(Lines of data)
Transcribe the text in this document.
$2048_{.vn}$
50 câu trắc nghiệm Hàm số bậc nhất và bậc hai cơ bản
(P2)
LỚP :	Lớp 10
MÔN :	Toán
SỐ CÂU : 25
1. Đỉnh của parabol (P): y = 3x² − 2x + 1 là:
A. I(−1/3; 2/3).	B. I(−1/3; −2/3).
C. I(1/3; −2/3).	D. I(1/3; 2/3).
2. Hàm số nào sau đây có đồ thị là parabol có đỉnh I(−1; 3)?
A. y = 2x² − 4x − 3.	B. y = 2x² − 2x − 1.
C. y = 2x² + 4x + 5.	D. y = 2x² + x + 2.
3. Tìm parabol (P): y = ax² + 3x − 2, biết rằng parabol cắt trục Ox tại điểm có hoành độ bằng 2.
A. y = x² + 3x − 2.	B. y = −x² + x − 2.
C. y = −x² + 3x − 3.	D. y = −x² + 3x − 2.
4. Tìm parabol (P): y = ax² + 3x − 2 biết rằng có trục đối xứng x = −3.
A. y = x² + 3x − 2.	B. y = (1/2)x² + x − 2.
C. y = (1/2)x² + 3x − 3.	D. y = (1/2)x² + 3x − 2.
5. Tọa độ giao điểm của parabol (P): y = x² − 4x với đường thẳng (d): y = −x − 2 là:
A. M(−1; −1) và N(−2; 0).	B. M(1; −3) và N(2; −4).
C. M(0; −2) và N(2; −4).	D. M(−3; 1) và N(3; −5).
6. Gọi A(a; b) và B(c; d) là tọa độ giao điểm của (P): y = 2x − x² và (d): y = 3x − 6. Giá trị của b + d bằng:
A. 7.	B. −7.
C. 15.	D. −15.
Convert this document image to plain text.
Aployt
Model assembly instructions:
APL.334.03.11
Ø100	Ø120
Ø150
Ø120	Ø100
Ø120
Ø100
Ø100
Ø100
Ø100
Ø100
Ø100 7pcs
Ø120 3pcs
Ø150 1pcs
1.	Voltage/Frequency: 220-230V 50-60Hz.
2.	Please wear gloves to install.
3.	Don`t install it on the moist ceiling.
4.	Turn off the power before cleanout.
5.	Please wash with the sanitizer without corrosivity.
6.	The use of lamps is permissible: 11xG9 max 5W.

Given exercise
Tally the lines of the material above that contain the word "giao" and report the total alone.

Full answer
2